▶ Problem description: Go through the listing and copy every line word for word.

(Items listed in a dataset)
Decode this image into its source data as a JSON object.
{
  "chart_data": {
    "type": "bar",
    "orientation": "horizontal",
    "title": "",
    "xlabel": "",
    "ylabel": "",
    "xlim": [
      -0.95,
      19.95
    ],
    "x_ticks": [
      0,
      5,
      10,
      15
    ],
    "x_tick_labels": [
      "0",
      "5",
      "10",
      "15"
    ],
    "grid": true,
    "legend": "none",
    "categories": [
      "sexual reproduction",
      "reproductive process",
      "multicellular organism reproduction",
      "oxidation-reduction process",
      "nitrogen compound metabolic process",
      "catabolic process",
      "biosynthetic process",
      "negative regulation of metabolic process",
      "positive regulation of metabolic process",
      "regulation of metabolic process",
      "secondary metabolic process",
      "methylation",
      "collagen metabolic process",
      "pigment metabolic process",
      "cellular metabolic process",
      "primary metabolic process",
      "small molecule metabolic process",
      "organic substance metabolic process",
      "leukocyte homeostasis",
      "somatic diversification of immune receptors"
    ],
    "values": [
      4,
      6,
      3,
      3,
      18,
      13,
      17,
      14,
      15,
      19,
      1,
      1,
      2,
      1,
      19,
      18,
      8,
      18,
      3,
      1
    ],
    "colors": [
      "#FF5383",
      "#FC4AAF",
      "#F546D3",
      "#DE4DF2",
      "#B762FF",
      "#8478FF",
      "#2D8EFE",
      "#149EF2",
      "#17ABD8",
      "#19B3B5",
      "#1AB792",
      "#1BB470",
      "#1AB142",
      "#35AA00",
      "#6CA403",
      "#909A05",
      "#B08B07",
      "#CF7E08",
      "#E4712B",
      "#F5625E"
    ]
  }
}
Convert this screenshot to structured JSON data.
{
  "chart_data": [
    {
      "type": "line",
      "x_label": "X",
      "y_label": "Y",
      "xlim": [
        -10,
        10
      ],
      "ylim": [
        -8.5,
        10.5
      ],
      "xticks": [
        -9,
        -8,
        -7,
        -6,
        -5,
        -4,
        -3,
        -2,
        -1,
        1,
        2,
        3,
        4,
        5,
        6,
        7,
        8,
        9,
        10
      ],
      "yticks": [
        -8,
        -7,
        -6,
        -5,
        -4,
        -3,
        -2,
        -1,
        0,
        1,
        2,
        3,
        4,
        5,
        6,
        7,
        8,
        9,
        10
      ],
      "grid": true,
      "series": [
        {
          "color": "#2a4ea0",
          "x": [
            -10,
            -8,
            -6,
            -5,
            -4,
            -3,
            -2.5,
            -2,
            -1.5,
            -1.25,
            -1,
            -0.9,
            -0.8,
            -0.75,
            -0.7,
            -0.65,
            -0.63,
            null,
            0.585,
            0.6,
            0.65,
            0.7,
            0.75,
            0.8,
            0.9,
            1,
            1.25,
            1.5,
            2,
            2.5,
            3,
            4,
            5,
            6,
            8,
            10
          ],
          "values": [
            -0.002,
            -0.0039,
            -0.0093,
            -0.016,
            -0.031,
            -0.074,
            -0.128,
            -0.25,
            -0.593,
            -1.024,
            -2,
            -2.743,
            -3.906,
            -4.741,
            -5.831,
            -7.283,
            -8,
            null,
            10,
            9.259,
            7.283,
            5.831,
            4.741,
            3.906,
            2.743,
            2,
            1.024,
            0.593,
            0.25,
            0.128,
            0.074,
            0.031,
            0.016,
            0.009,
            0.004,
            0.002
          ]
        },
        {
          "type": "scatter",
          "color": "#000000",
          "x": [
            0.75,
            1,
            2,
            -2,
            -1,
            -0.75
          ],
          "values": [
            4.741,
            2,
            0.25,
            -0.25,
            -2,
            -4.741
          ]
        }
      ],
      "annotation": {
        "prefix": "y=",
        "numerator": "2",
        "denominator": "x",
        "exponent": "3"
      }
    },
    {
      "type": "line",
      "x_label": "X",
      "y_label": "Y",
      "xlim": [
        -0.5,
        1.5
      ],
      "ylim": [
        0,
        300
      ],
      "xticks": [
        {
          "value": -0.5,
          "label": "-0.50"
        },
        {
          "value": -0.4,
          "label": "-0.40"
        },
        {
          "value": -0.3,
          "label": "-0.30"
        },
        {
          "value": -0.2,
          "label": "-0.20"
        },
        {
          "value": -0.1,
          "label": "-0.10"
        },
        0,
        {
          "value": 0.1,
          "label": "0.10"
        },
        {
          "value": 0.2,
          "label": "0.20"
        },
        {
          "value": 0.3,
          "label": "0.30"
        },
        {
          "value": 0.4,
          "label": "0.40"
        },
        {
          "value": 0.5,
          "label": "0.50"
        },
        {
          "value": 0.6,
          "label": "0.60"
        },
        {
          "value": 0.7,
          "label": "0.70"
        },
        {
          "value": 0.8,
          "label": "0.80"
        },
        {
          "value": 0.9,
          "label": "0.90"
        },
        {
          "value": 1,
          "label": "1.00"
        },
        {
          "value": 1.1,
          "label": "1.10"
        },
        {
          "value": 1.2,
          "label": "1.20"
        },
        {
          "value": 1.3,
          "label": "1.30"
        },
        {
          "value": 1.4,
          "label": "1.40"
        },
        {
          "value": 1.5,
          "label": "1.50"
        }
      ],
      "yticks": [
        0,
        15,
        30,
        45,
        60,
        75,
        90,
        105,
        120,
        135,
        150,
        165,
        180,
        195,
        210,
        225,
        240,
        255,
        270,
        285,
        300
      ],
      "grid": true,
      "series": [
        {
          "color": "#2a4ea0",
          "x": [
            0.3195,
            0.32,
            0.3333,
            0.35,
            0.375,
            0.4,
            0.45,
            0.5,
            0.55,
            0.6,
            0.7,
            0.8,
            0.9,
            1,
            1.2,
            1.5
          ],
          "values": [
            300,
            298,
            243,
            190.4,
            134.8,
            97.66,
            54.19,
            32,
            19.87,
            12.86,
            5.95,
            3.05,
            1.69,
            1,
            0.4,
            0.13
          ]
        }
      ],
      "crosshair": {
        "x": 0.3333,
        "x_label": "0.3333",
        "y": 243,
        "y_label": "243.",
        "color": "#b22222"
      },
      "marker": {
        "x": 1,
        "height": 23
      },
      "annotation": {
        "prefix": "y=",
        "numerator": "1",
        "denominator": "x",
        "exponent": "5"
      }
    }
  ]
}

▶ Solution for this task:
Decode this image into its source data as a JSON object.
{
  "chart_data": {
    "type": "bar",
    "orientation": "horizontal",
    "title": "",
    "xlabel": "",
    "ylabel": "",
    "xlim": [
      -0.95,
      19.95
    ],
    "x_ticks": [
      0,
      5,
      10,
      15
    ],
    "x_tick_labels": [
      "0",
      "5",
      "10",
      "15"
    ],
    "grid": true,
    "legend": "none",
    "categories": [
      "sexual reproduction",
      "reproductive process",
      "multicellular organism reproduction",
      "oxidation-reduction process",
      "nitrogen compound metabolic process",
      "catabolic process",
      "biosynthetic process",
      "negative regulation of metabolic process",
      "positive regulation of metabolic process",
      "regulation of metabolic process",
      "secondary metabolic process",
      "methylation",
      "collagen metabolic process",
      "pigment metabolic process",
      "cellular metabolic process",
      "primary metabolic process",
      "small molecule metabolic process",
      "organic substance metabolic process",
      "leukocyte homeostasis",
      "somatic diversification of immune receptors"
    ],
    "values": [
      4,
      6,
      3,
      3,
      18,
      13,
      17,
      14,
      15,
      19,
      1,
      1,
      2,
      1,
      19,
      18,
      8,
      18,
      3,
      1
    ],
    "colors": [
      "#FF5383",
      "#FC4AAF",
      "#F546D3",
      "#DE4DF2",
      "#B762FF",
      "#8478FF",
      "#2D8EFE",
      "#149EF2",
      "#17ABD8",
      "#19B3B5",
      "#1AB792",
      "#1BB470",
      "#1AB142",
      "#35AA00",
      "#6CA403",
      "#909A05",
      "#B08B07",
      "#CF7E08",
      "#E4712B",
      "#F5625E"
    ]
  }
}
Convert this screenshot to structured JSON data.
{
  "chart_data": [
    {
      "type": "line",
      "x_label": "X",
      "y_label": "Y",
      "xlim": [
        -10,
        10
      ],
      "ylim": [
        -8.5,
        10.5
      ],
      "xticks": [
        -9,
        -8,
        -7,
        -6,
        -5,
        -4,
        -3,
        -2,
        -1,
        1,
        2,
        3,
        4,
        5,
        6,
        7,
        8,
        9,
        10
      ],
      "yticks": [
        -8,
        -7,
        -6,
        -5,
        -4,
        -3,
        -2,
        -1,
        0,
        1,
        2,
        3,
        4,
        5,
        6,
        7,
        8,
        9,
        10
      ],
      "grid": true,
      "series": [
        {
          "color": "#2a4ea0",
          "x": [
            -10,
            -8,
            -6,
            -5,
            -4,
            -3,
            -2.5,
            -2,
            -1.5,
            -1.25,
            -1,
            -0.9,
            -0.8,
            -0.75,
            -0.7,
            -0.65,
            -0.63,
            null,
            0.585,
            0.6,
            0.65,
            0.7,
            0.75,
            0.8,
            0.9,
            1,
            1.25,
            1.5,
            2,
            2.5,
            3,
            4,
            5,
            6,
            8,
            10
          ],
          "values": [
            -0.002,
            -0.0039,
            -0.0093,
            -0.016,
            -0.031,
            -0.074,
            -0.128,
            -0.25,
            -0.593,
            -1.024,
            -2,
            -2.743,
            -3.906,
            -4.741,
            -5.831,
            -7.283,
            -8,
            null,
            10,
            9.259,
            7.283,
            5.831,
            4.741,
            3.906,
            2.743,
            2,
            1.024,
            0.593,
            0.25,
            0.128,
            0.074,
            0.031,
            0.016,
            0.009,
            0.004,
            0.002
          ]
        },
        {
          "type": "scatter",
          "color": "#000000",
          "x": [
            0.75,
            1,
            2,
            -2,
            -1,
            -0.75
          ],
          "values": [
            4.741,
            2,
            0.25,
            -0.25,
            -2,
            -4.741
          ]
        }
      ],
      "annotation": {
        "prefix": "y=",
        "numerator": "2",
        "denominator": "x",
        "exponent": "3"
      }
    },
    {
      "type": "line",
      "x_label": "X",
      "y_label": "Y",
      "xlim": [
        -0.5,
        1.5
      ],
      "ylim": [
        0,
        300
      ],
      "xticks": [
        {
          "value": -0.5,
          "label": "-0.50"
        },
        {
          "value": -0.4,
          "label": "-0.40"
        },
        {
          "value": -0.3,
          "label": "-0.30"
        },
        {
          "value": -0.2,
          "label": "-0.20"
        },
        {
          "value": -0.1,
          "label": "-0.10"
        },
        0,
        {
          "value": 0.1,
          "label": "0.10"
        },
        {
          "value": 0.2,
          "label": "0.20"
        },
        {
          "value": 0.3,
          "label": "0.30"
        },
        {
          "value": 0.4,
          "label": "0.40"
        },
        {
          "value": 0.5,
          "label": "0.50"
        },
        {
          "value": 0.6,
          "label": "0.60"
        },
        {
          "value": 0.7,
          "label": "0.70"
        },
        {
          "value": 0.8,
          "label": "0.80"
        },
        {
          "value": 0.9,
          "label": "0.90"
        },
        {
          "value": 1,
          "label": "1.00"
        },
        {
          "value": 1.1,
          "label": "1.10"
        },
        {
          "value": 1.2,
          "label": "1.20"
        },
        {
          "value": 1.3,
          "label": "1.30"
        },
        {
          "value": 1.4,
          "label": "1.40"
        },
        {
          "value": 1.5,
          "label": "1.50"
        }
      ],
      "yticks": [
        0,
        15,
        30,
        45,
        60,
        75,
        90,
        105,
        120,
        135,
        150,
        165,
        180,
        195,
        210,
        225,
        240,
        255,
        270,
        285,
        300
      ],
      "grid": true,
      "series": [
        {
          "color": "#2a4ea0",
          "x": [
            0.3195,
            0.32,
            0.3333,
            0.35,
            0.375,
            0.4,
            0.45,
            0.5,
            0.55,
            0.6,
            0.7,
            0.8,
            0.9,
            1,
            1.2,
            1.5
          ],
          "values": [
            300,
            298,
            243,
            190.4,
            134.8,
            97.66,
            54.19,
            32,
            19.87,
            12.86,
            5.95,
            3.05,
            1.69,
            1,
            0.4,
            0.13
          ]
        }
      ],
      "crosshair": {
        "x": 0.3333,
        "x_label": "0.3333",
        "y": 243,
        "y_label": "243.",
        "color": "#b22222"
      },
      "marker": {
        "x": 1,
        "height": 23
      },
      "annotation": {
        "prefix": "y=",
        "numerator": "1",
        "denominator": "x",
        "exponent": "5"
      }
    }
  ]
}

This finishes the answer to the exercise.